**AIM OF THE EXERCISE**:
The records that follow are to be repeated without alteration.

------------------------------------------------------------

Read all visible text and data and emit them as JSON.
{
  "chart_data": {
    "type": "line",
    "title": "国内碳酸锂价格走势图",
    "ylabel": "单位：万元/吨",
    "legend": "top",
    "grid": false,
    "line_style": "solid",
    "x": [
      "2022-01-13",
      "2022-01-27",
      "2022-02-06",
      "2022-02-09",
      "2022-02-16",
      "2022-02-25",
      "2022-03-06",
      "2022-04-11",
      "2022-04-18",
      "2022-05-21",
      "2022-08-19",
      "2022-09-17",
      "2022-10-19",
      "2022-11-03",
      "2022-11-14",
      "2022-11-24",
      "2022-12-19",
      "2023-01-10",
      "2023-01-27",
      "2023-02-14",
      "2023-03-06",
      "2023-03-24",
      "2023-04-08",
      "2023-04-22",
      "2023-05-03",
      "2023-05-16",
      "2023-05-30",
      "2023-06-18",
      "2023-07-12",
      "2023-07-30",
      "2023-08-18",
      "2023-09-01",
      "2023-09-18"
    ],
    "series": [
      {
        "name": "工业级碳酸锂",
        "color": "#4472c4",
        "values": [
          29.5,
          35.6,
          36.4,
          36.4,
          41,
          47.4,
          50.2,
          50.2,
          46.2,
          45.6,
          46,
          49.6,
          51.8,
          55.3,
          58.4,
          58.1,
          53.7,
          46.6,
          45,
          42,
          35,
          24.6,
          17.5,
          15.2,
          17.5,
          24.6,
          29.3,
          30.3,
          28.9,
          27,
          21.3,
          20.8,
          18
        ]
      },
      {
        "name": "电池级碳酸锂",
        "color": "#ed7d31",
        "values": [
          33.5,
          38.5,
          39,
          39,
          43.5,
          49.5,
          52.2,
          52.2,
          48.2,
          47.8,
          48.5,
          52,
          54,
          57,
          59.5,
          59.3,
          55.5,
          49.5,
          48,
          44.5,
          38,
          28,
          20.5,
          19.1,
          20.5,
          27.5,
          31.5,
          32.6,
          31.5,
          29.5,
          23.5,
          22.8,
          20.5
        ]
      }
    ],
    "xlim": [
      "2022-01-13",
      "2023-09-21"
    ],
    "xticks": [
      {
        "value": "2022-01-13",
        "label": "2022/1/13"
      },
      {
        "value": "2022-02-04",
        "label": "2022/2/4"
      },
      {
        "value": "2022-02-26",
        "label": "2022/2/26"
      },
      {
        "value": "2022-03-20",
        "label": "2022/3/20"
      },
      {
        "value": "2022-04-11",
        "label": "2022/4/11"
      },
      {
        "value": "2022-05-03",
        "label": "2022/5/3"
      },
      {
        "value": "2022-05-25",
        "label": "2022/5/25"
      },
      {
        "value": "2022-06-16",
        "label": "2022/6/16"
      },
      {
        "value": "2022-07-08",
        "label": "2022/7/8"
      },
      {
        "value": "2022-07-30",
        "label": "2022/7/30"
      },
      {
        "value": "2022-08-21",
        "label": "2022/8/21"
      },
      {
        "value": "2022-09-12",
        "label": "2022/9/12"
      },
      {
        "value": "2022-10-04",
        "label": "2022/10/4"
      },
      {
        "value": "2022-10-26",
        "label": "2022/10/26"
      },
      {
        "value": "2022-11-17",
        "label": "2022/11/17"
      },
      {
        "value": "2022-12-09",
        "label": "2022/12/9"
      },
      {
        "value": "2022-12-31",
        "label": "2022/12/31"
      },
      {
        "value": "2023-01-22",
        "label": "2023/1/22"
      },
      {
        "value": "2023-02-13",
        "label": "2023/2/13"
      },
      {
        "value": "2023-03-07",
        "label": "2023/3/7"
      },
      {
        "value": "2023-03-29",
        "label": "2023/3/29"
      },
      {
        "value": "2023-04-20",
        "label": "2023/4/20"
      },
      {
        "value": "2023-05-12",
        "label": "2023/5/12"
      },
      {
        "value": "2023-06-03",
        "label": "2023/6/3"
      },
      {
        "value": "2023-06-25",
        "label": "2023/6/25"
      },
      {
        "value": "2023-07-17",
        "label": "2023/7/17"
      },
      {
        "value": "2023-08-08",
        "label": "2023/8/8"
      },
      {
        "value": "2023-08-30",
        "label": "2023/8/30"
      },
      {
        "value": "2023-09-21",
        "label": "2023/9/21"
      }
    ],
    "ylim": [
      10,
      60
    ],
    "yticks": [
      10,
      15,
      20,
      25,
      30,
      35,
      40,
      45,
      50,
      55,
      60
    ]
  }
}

------------------------------------------------------------

**WORKED ANSWER**:
Read all visible text and data and emit them as JSON.
{
  "chart_data": {
    "type": "line",
    "title": "国内碳酸锂价格走势图",
    "ylabel": "单位：万元/吨",
    "legend": "top",
    "grid": false,
    "line_style": "solid",
    "x": [
      "2022-01-13",
      "2022-01-27",
      "2022-02-06",
      "2022-02-09",
      "2022-02-16",
      "2022-02-25",
      "2022-03-06",
      "2022-04-11",
      "2022-04-18",
      "2022-05-21",
      "2022-08-19",
      "2022-09-17",
      "2022-10-19",
      "2022-11-03",
      "2022-11-14",
      "2022-11-24",
      "2022-12-19",
      "2023-01-10",
      "2023-01-27",
      "2023-02-14",
      "2023-03-06",
      "2023-03-24",
      "2023-04-08",
      "2023-04-22",
      "2023-05-03",
      "2023-05-16",
      "2023-05-30",
      "2023-06-18",
      "2023-07-12",
      "2023-07-30",
      "2023-08-18",
      "2023-09-01",
      "2023-09-18"
    ],
    "series": [
      {
        "name": "工业级碳酸锂",
        "color": "#4472c4",
        "values": [
          29.5,
          35.6,
          36.4,
          36.4,
          41,
          47.4,
          50.2,
          50.2,
          46.2,
          45.6,
          46,
          49.6,
          51.8,
          55.3,
          58.4,
          58.1,
          53.7,
          46.6,
          45,
          42,
          35,
          24.6,
          17.5,
          15.2,
          17.5,
          24.6,
          29.3,
          30.3,
          28.9,
          27,
          21.3,
          20.8,
          18
        ]
      },
      {
        "name": "电池级碳酸锂",
        "color": "#ed7d31",
        "values": [
          33.5,
          38.5,
          39,
          39,
          43.5,
          49.5,
          52.2,
          52.2,
          48.2,
          47.8,
          48.5,
          52,
          54,
          57,
          59.5,
          59.3,
          55.5,
          49.5,
          48,
          44.5,
          38,
          28,
          20.5,
          19.1,
          20.5,
          27.5,
          31.5,
          32.6,
          31.5,
          29.5,
          23.5,
          22.8,
          20.5
        ]
      }
    ],
    "xlim": [
      "2022-01-13",
      "2023-09-21"
    ],
    "xticks": [
      {
        "value": "2022-01-13",
        "label": "2022/1/13"
      },
      {
        "value": "2022-02-04",
        "label": "2022/2/4"
      },
      {
        "value": "2022-02-26",
        "label": "2022/2/26"
      },
      {
        "value": "2022-03-20",
        "label": "2022/3/20"
      },
      {
        "value": "2022-04-11",
        "label": "2022/4/11"
      },
      {
        "value": "2022-05-03",
        "label": "2022/5/3"
      },
      {
        "value": "2022-05-25",
        "label": "2022/5/25"
      },
      {
        "value": "2022-06-16",
        "label": "2022/6/16"
      },
      {
        "value": "2022-07-08",
        "label": "2022/7/8"
      },
      {
        "value": "2022-07-30",
        "label": "2022/7/30"
      },
      {
        "value": "2022-08-21",
        "label": "2022/8/21"
      },
      {
        "value": "2022-09-12",
        "label": "2022/9/12"
      },
      {
        "value": "2022-10-04",
        "label": "2022/10/4"
      },
      {
        "value": "2022-10-26",
        "label": "2022/10/26"
      },
      {
        "value": "2022-11-17",
        "label": "2022/11/17"
      },
      {
        "value": "2022-12-09",
        "label": "2022/12/9"
      },
      {
        "value": "2022-12-31",
        "label": "2022/12/31"
      },
      {
        "value": "2023-01-22",
        "label": "2023/1/22"
      },
      {
        "value": "2023-02-13",
        "label": "2023/2/13"
      },
      {
        "value": "2023-03-07",
        "label": "2023/3/7"
      },
      {
        "value": "2023-03-29",
        "label": "2023/3/29"
      },
      {
        "value": "2023-04-20",
        "label": "2023/4/20"
      },
      {
        "value": "2023-05-12",
        "label": "2023/5/12"
      },
      {
        "value": "2023-06-03",
        "label": "2023/6/3"
      },
      {
        "value": "2023-06-25",
        "label": "2023/6/25"
      },
      {
        "value": "2023-07-17",
        "label": "2023/7/17"
      },
      {
        "value": "2023-08-08",
        "label": "2023/8/8"
      },
      {
        "value": "2023-08-30",
        "label": "2023/8/30"
      },
      {
        "value": "2023-09-21",
        "label": "2023/9/21"
      }
    ],
    "ylim": [
      10,
      60
    ],
    "yticks": [
      10,
      15,
      20,
      25,
      30,
      35,
      40,
      45,
      50,
      55,
      60
    ]
  }
}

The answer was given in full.